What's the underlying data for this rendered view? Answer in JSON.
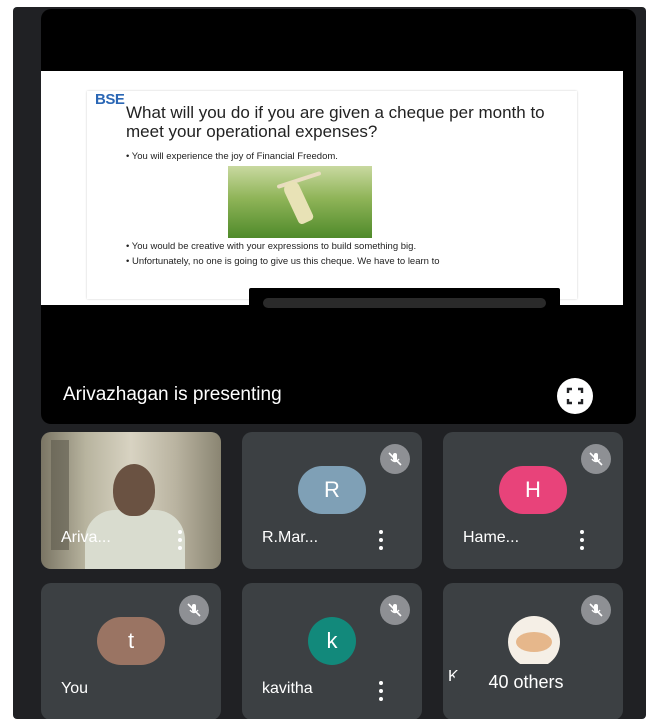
{
  "presentation": {
    "slide": {
      "logo": "BSE",
      "title": "What will you do if you are given a cheque per month to meet your operational expenses?",
      "bullets": [
        "• You will experience the joy of Financial Freedom.",
        "• You would be creative with your expressions to build something big.",
        "• Unfortunately, no one is going to give us this cheque. We have to learn to"
      ]
    },
    "presenting_label": "Arivazhagan is presenting",
    "fullscreen_icon": "fullscreen-icon"
  },
  "participants": [
    {
      "name": "Ariva...",
      "avatar_letter": "",
      "video_on": true,
      "muted": false
    },
    {
      "name": "R.Mar...",
      "avatar_letter": "R",
      "avatar_color": "#7fa0b6",
      "muted": true
    },
    {
      "name": "Hame...",
      "avatar_letter": "H",
      "avatar_color": "#e8437a",
      "muted": true
    },
    {
      "name": "You",
      "avatar_letter": "t",
      "avatar_color": "#9a7463",
      "muted": true
    },
    {
      "name": "kavitha",
      "avatar_letter": "k",
      "avatar_color": "#12897b",
      "muted": true
    },
    {
      "name": "Ka",
      "avatar_letter": "",
      "muted": true
    }
  ],
  "others": {
    "label": "40 others"
  },
  "colors": {
    "background": "#202124",
    "tile": "#3c4043",
    "mic_off_badge": "#8e9094"
  }
}
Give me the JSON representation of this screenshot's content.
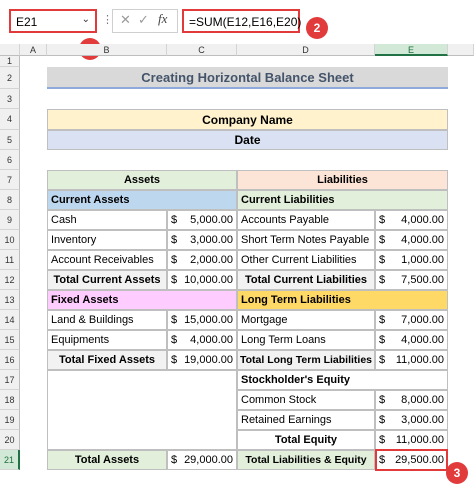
{
  "formula_bar": {
    "name_box": "E21",
    "formula": "=SUM(E12,E16,E20)",
    "fx_label": "fx"
  },
  "markers": [
    "1",
    "2",
    "3"
  ],
  "columns": [
    "A",
    "B",
    "C",
    "D",
    "E"
  ],
  "rows": [
    "1",
    "2",
    "3",
    "4",
    "5",
    "6",
    "7",
    "8",
    "9",
    "10",
    "11",
    "12",
    "13",
    "14",
    "15",
    "16",
    "17",
    "18",
    "19",
    "20",
    "21"
  ],
  "sheet": {
    "title": "Creating Horizontal Balance Sheet",
    "company_name": "Company Name",
    "date": "Date",
    "assets_header": "Assets",
    "liabilities_header": "Liabilities",
    "current_assets": "Current Assets",
    "current_liabilities": "Current Liabilities",
    "cash": "Cash",
    "cash_value": "5,000.00",
    "accounts_payable": "Accounts Payable",
    "accounts_payable_value": "4,000.00",
    "inventory": "Inventory",
    "inventory_value": "3,000.00",
    "short_term_notes": "Short Term Notes Payable",
    "short_term_notes_value": "4,000.00",
    "account_receivables": "Account Receivables",
    "account_receivables_value": "2,000.00",
    "other_current_liabilities": "Other Current Liabilities",
    "other_current_liabilities_value": "1,000.00",
    "total_current_assets": "Total Current Assets",
    "total_current_assets_value": "10,000.00",
    "total_current_liabilities": "Total Current Liabilities",
    "total_current_liabilities_value": "7,500.00",
    "fixed_assets": "Fixed Assets",
    "long_term_liabilities": "Long Term Liabilities",
    "land_buildings": "Land & Buildings",
    "land_buildings_value": "15,000.00",
    "mortgage": "Mortgage",
    "mortgage_value": "7,000.00",
    "equipments": "Equipments",
    "equipments_value": "4,000.00",
    "long_term_loans": "Long Term Loans",
    "long_term_loans_value": "4,000.00",
    "total_fixed_assets": "Total Fixed Assets",
    "total_fixed_assets_value": "19,000.00",
    "total_long_term_liabilities": "Total Long Term Liabilities",
    "total_long_term_liabilities_value": "11,000.00",
    "stockholders_equity": "Stockholder's Equity",
    "common_stock": "Common Stock",
    "common_stock_value": "8,000.00",
    "retained_earnings": "Retained Earnings",
    "retained_earnings_value": "3,000.00",
    "total_equity": "Total Equity",
    "total_equity_value": "11,000.00",
    "total_assets": "Total Assets",
    "total_assets_value": "29,000.00",
    "total_liabilities_equity": "Total Liabilities & Equity",
    "total_liabilities_equity_value": "29,500.00",
    "currency": "$"
  },
  "colors": {
    "company_fill": "#fff2cc",
    "date_fill": "#d9e1f2",
    "assets_header_fill": "#e2efda",
    "liabilities_header_fill": "#fce4d6",
    "current_assets_fill": "#bdd7ee",
    "current_liabilities_fill": "#e2efda",
    "fixed_assets_fill": "#ffccff",
    "long_term_fill": "#ffd966",
    "selection": "#e03a3a",
    "excel_green": "#217346"
  }
}
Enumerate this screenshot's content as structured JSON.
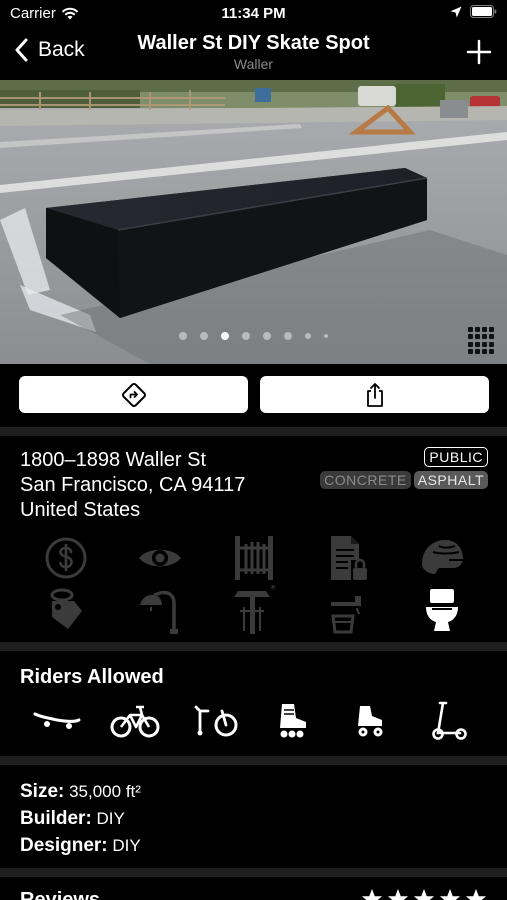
{
  "status_bar": {
    "carrier": "Carrier",
    "time": "11:34 PM"
  },
  "nav": {
    "back_label": "Back",
    "title": "Waller St DIY Skate Spot",
    "subtitle": "Waller"
  },
  "photo": {
    "page_count": 8,
    "active_index": 2
  },
  "address": {
    "line1": "1800–1898 Waller St",
    "line2": "San Francisco, CA 94117",
    "line3": "United States"
  },
  "badges": {
    "access": "PUBLIC",
    "materials": [
      "CONCRETE",
      "ASPHALT"
    ]
  },
  "amenities": [
    {
      "icon": "dollar-icon",
      "active": false
    },
    {
      "icon": "eye-icon",
      "active": false
    },
    {
      "icon": "gate-icon",
      "active": false
    },
    {
      "icon": "locked-document-icon",
      "active": false
    },
    {
      "icon": "helmet-icon",
      "active": false
    },
    {
      "icon": "tag-icon",
      "active": false
    },
    {
      "icon": "street-light-icon",
      "active": false
    },
    {
      "icon": "covered-shelter-icon",
      "active": false
    },
    {
      "icon": "water-fountain-icon",
      "active": false
    },
    {
      "icon": "toilet-icon",
      "active": true
    }
  ],
  "riders": {
    "title": "Riders Allowed",
    "icons": [
      "skateboard-icon",
      "bmx-bike-icon",
      "mountain-bike-icon",
      "inline-skate-icon",
      "roller-skate-icon",
      "scooter-icon"
    ]
  },
  "details": {
    "size_label": "Size:",
    "size_value": "35,000 ft²",
    "builder_label": "Builder:",
    "builder_value": "DIY",
    "designer_label": "Designer:",
    "designer_value": "DIY"
  },
  "reviews": {
    "title": "Reviews",
    "rating": 5
  },
  "colors": {
    "background": "#000000",
    "inactive_icon": "#3b3b3b",
    "divider": "#1e1e1e"
  }
}
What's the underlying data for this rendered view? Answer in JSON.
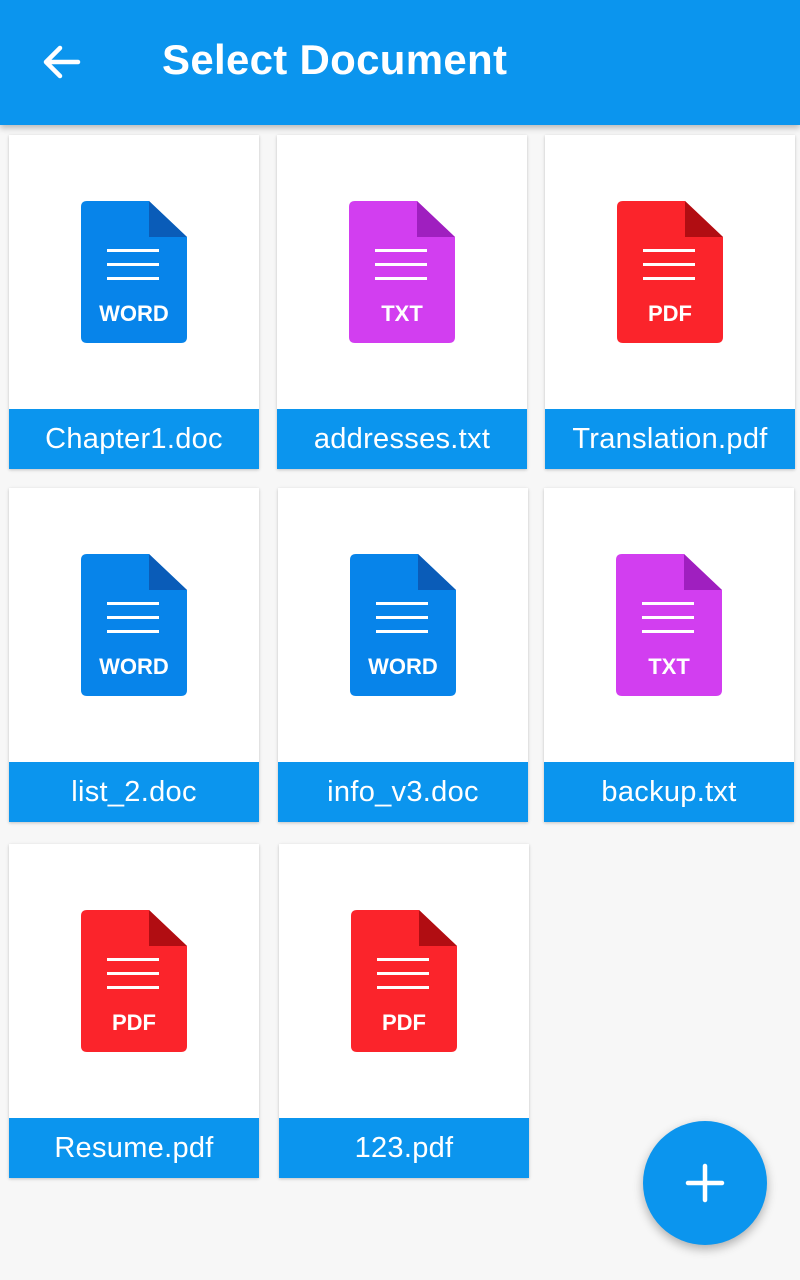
{
  "app_bar": {
    "title": "Select Document",
    "back_icon": "arrow-left-icon",
    "background_color": "#0b95ee"
  },
  "file_types": {
    "word": {
      "label": "WORD",
      "color": "#0784ea",
      "fold_color": "#0a5cb8",
      "icon": "word-file-icon"
    },
    "txt": {
      "label": "TXT",
      "color": "#d23ef0",
      "fold_color": "#9f1fbf",
      "icon": "txt-file-icon"
    },
    "pdf": {
      "label": "PDF",
      "color": "#fb242b",
      "fold_color": "#b10d12",
      "icon": "pdf-file-icon"
    }
  },
  "files": [
    {
      "name": "Chapter1.doc",
      "type": "word"
    },
    {
      "name": "addresses.txt",
      "type": "txt"
    },
    {
      "name": "Translation.pdf",
      "type": "pdf"
    },
    {
      "name": "list_2.doc",
      "type": "word"
    },
    {
      "name": "info_v3.doc",
      "type": "word"
    },
    {
      "name": "backup.txt",
      "type": "txt"
    },
    {
      "name": "Resume.pdf",
      "type": "pdf"
    },
    {
      "name": "123.pdf",
      "type": "pdf"
    }
  ],
  "fab": {
    "icon": "plus-icon"
  }
}
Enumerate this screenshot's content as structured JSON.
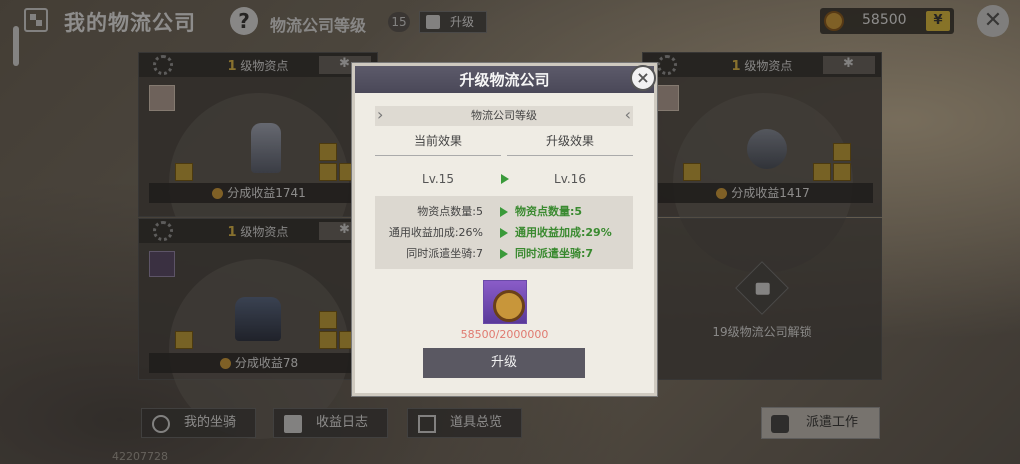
{
  "header": {
    "title": "我的物流公司",
    "help": "?",
    "level_label": "物流公司等级",
    "level_value": "15",
    "upgrade_label": "升级"
  },
  "currency": {
    "amount": "58500",
    "cart": "🛒"
  },
  "cards": [
    {
      "level_num": "1",
      "level_text": "级物资点",
      "earnings": "分成收益1741"
    },
    {
      "level_num": "1",
      "level_text": "级物资点",
      "earnings": "分成收益1417"
    },
    {
      "level_num": "1",
      "level_text": "级物资点",
      "earnings": "分成收益78"
    }
  ],
  "locked_slot": {
    "text": "19级物流公司解锁"
  },
  "bottom": {
    "mounts": "我的坐骑",
    "log": "收益日志",
    "items": "道具总览",
    "dispatch": "派遣工作",
    "uid": "42207728"
  },
  "modal": {
    "title": "升级物流公司",
    "close": "×",
    "section": "物流公司等级",
    "current_header": "当前效果",
    "upgrade_header": "升级效果",
    "current_level": "Lv.15",
    "next_level": "Lv.16",
    "stats": [
      {
        "current": "物资点数量:5",
        "next": "物资点数量:5"
      },
      {
        "current": "通用收益加成:26%",
        "next": "通用收益加成:29%"
      },
      {
        "current": "同时派遣坐骑:7",
        "next": "同时派遣坐骑:7"
      }
    ],
    "cost": "58500/2000000",
    "button": "升级"
  }
}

Aim: Tell how many lines in the material contain the word "will". Only the number is wanted.

Exercise output: 2